- _What is being asked_
Work through the entries below and show every line in which "heading" is found.
• • • •
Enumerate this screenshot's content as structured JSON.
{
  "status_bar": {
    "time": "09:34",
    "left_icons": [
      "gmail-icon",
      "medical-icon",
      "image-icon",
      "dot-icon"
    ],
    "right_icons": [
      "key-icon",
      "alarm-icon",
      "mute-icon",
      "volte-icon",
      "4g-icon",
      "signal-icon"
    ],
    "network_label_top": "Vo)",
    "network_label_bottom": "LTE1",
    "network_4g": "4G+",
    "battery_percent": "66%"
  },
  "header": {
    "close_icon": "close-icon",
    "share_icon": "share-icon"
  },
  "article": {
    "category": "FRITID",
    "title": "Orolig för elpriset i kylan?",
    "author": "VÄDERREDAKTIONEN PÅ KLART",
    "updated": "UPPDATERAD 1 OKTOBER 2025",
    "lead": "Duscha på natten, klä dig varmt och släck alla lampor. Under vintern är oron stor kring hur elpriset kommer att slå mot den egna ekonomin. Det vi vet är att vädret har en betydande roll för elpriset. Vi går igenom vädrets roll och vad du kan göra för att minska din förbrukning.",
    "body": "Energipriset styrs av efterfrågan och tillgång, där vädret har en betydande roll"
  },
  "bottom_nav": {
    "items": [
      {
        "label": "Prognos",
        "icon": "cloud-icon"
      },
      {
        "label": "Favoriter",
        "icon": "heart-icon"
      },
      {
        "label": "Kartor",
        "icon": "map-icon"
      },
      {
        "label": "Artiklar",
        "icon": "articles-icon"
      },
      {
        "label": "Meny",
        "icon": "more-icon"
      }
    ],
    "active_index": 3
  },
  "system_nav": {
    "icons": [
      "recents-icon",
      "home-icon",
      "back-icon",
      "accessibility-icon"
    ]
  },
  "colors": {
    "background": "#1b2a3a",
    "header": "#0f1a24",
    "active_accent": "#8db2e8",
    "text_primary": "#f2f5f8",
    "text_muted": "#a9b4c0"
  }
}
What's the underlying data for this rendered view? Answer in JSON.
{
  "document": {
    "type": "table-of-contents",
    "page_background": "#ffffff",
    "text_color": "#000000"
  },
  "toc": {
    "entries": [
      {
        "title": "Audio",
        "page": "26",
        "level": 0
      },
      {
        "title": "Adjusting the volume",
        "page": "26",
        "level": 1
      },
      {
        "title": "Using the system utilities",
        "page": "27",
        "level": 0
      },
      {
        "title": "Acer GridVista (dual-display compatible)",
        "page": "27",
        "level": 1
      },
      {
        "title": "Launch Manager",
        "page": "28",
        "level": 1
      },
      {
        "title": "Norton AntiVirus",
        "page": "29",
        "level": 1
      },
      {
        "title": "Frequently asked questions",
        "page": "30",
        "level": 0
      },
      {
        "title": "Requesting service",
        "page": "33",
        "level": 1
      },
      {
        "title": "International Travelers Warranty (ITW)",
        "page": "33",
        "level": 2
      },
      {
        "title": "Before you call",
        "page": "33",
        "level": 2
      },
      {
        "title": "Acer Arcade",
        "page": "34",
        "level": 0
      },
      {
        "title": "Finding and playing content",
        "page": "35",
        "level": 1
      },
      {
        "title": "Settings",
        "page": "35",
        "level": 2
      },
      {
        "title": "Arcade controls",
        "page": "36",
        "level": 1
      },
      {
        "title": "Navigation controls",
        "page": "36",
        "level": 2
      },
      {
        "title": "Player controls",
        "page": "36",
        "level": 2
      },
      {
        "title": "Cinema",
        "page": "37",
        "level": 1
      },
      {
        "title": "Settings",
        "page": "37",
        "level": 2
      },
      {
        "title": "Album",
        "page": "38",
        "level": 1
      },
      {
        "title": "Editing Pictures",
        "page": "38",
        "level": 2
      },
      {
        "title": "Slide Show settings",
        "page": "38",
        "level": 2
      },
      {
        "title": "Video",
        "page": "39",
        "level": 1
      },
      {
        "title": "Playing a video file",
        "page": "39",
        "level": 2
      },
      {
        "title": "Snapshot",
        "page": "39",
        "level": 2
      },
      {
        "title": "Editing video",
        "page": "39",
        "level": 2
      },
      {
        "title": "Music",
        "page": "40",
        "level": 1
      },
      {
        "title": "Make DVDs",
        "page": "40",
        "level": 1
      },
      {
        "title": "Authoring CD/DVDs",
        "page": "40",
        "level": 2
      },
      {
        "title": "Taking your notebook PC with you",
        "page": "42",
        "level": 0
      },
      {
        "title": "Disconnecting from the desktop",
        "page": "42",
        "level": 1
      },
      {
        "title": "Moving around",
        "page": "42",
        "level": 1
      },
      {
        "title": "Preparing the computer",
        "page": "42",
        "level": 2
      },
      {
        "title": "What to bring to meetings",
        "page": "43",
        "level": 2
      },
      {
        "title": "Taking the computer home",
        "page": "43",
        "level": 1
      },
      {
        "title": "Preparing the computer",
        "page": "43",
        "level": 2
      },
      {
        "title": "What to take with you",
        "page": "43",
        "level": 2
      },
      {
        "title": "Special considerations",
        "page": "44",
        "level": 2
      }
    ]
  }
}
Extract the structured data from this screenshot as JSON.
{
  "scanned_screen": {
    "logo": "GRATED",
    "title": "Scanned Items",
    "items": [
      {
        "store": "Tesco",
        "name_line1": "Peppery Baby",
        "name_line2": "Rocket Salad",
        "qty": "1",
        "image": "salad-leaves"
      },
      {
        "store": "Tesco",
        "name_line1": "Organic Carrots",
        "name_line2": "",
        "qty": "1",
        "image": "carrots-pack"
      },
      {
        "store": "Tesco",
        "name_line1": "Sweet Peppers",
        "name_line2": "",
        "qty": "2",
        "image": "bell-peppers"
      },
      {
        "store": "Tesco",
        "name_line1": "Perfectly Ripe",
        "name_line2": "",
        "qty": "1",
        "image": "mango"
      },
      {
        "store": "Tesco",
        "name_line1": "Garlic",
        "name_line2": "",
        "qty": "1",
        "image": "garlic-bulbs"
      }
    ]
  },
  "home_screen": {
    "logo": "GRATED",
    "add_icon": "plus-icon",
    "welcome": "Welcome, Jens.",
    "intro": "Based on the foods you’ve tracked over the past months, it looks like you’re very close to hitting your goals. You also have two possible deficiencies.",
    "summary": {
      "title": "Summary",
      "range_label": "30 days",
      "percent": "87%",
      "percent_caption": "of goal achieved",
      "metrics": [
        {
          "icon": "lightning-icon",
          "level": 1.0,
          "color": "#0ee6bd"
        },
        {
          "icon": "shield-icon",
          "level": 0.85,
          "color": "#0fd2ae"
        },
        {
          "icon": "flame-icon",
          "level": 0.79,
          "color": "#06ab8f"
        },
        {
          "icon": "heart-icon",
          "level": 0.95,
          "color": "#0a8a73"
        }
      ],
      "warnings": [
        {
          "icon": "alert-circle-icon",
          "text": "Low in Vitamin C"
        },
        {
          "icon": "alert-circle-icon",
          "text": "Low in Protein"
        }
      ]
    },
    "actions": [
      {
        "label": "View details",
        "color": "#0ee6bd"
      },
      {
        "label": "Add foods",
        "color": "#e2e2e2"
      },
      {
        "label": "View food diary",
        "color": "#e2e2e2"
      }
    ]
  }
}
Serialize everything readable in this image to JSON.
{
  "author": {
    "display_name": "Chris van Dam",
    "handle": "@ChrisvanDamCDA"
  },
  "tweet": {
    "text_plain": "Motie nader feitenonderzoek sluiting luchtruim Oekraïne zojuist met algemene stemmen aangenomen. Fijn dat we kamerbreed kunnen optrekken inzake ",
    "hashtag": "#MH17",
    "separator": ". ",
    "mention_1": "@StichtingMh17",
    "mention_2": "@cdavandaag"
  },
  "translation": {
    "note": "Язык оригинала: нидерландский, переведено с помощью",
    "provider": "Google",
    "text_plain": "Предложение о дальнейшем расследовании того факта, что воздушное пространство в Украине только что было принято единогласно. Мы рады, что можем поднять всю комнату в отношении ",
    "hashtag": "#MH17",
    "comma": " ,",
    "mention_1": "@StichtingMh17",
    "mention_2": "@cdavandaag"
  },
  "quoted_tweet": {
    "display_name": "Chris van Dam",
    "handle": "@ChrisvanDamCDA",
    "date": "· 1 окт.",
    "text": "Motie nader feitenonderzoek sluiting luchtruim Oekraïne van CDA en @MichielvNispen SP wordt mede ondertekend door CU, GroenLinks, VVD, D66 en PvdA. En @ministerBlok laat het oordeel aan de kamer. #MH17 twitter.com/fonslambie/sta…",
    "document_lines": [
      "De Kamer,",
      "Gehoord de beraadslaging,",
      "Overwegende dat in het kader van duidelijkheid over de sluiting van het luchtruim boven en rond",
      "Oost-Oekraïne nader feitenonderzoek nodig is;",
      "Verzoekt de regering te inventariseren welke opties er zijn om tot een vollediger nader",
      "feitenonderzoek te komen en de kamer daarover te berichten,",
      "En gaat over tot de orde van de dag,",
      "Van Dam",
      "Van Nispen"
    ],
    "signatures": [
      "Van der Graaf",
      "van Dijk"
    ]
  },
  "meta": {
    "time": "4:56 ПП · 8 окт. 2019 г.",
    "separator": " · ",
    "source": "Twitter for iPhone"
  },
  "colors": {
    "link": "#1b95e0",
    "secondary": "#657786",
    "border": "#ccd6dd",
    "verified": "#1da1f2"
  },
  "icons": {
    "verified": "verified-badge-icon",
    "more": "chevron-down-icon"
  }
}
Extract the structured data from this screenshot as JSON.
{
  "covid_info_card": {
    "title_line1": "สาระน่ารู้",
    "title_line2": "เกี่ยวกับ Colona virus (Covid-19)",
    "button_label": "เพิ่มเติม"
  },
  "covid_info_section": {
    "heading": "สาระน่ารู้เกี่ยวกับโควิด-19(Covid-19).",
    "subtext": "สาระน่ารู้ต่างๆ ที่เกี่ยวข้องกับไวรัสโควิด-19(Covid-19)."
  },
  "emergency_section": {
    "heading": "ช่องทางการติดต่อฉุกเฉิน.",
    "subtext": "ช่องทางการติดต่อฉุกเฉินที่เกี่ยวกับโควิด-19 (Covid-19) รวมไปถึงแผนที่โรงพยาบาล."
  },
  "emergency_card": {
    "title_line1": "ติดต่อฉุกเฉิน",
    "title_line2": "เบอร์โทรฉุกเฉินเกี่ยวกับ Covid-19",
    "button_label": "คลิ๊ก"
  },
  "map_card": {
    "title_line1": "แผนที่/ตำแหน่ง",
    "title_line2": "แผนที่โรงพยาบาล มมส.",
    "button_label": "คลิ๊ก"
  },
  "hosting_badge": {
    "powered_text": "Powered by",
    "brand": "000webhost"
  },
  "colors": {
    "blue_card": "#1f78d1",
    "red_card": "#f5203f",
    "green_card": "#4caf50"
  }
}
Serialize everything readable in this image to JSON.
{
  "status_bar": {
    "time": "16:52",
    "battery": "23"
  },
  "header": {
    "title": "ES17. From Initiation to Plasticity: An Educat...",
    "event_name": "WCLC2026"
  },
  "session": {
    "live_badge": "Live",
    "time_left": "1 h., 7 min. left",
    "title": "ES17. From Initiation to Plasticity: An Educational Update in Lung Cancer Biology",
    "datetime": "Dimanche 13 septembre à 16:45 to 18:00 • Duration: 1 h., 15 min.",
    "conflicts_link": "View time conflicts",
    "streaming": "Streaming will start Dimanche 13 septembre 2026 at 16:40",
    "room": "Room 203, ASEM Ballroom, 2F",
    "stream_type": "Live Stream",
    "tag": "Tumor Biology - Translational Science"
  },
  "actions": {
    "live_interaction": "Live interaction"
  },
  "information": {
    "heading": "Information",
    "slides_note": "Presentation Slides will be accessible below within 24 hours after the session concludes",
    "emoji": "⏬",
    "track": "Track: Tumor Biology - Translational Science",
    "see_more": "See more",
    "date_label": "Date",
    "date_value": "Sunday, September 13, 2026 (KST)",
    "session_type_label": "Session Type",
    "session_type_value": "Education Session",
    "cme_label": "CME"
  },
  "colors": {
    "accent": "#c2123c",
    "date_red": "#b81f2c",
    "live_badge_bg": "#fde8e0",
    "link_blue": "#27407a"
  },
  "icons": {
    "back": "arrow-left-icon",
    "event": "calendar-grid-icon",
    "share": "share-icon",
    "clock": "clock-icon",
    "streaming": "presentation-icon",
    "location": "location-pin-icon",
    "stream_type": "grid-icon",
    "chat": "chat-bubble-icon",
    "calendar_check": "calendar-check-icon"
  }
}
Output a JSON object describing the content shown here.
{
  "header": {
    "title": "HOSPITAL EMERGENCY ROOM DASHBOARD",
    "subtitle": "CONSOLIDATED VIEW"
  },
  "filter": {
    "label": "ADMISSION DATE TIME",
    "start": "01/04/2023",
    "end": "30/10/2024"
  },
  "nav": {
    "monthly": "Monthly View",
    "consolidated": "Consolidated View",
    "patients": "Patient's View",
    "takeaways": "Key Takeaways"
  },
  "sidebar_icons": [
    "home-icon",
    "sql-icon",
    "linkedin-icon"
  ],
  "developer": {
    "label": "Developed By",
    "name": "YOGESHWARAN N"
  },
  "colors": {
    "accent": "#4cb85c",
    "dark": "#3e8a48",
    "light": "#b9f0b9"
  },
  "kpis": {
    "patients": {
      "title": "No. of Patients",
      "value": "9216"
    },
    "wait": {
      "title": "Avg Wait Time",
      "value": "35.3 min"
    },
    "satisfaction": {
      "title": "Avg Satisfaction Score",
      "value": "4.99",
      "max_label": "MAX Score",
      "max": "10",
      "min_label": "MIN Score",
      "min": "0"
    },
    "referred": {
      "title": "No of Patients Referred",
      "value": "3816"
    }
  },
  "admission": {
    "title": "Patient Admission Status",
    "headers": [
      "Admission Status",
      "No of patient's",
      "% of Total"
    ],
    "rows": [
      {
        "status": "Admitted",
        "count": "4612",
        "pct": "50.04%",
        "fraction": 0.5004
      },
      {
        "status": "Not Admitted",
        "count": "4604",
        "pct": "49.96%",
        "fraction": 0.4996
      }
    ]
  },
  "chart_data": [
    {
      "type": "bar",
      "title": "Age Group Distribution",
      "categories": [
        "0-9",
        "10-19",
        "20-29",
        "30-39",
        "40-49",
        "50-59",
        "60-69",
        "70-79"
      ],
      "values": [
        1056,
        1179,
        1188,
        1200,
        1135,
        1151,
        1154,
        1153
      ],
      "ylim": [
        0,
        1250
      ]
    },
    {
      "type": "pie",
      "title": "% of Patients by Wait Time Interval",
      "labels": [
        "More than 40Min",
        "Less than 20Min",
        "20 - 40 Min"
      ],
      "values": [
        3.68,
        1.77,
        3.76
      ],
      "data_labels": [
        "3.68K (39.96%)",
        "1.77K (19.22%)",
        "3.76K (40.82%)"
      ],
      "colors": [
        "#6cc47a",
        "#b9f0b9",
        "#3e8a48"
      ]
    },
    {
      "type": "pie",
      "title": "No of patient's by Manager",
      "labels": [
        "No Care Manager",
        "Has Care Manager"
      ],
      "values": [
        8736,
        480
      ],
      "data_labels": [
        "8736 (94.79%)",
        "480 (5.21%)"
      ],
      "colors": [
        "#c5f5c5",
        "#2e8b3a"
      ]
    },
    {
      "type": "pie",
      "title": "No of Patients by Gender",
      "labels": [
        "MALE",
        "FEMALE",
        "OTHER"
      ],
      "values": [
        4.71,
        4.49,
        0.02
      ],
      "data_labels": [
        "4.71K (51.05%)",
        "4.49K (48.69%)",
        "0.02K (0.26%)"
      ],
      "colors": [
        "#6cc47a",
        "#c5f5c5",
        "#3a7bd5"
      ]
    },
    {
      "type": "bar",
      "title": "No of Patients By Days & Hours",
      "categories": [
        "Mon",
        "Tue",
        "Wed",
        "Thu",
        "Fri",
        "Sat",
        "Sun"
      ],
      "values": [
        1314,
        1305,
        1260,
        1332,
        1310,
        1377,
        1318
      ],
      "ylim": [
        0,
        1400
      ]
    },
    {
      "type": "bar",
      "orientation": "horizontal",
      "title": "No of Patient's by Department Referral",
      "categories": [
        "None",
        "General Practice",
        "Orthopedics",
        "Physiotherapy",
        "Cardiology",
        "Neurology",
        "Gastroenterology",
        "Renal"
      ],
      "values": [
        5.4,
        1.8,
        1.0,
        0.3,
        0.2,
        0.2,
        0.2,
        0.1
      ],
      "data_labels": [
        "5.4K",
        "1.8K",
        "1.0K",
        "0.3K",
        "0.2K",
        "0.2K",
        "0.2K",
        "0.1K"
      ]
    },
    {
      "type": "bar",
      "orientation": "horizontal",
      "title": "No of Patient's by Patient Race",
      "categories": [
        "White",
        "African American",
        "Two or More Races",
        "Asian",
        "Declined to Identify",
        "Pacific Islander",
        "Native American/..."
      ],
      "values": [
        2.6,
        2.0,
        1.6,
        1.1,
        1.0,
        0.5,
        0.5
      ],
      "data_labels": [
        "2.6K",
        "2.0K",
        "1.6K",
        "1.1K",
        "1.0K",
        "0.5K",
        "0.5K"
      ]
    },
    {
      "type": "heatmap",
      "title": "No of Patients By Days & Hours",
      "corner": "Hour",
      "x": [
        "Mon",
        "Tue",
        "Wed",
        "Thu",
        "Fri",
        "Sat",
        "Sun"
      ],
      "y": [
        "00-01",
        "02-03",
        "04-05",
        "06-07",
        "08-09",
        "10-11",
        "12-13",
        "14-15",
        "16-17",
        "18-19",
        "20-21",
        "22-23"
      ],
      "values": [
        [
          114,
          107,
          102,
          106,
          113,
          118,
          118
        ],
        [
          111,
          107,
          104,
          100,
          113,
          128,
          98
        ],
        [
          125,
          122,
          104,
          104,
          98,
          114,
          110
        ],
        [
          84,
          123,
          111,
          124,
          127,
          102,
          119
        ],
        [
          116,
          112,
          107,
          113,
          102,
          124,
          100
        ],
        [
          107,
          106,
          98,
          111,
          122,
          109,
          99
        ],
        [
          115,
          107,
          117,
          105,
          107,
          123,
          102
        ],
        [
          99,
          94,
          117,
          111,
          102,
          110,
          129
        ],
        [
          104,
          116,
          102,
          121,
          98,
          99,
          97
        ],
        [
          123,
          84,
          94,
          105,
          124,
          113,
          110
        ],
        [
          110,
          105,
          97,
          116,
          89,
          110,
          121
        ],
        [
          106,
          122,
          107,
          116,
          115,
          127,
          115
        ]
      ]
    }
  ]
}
• • • •
- _Response area_
    "heading": "สาระน่ารู้เกี่ยวกับโควิด-19(Covid-19).",
    "heading": "ช่องทางการติดต่อฉุกเฉิน.",
    "heading": "Information",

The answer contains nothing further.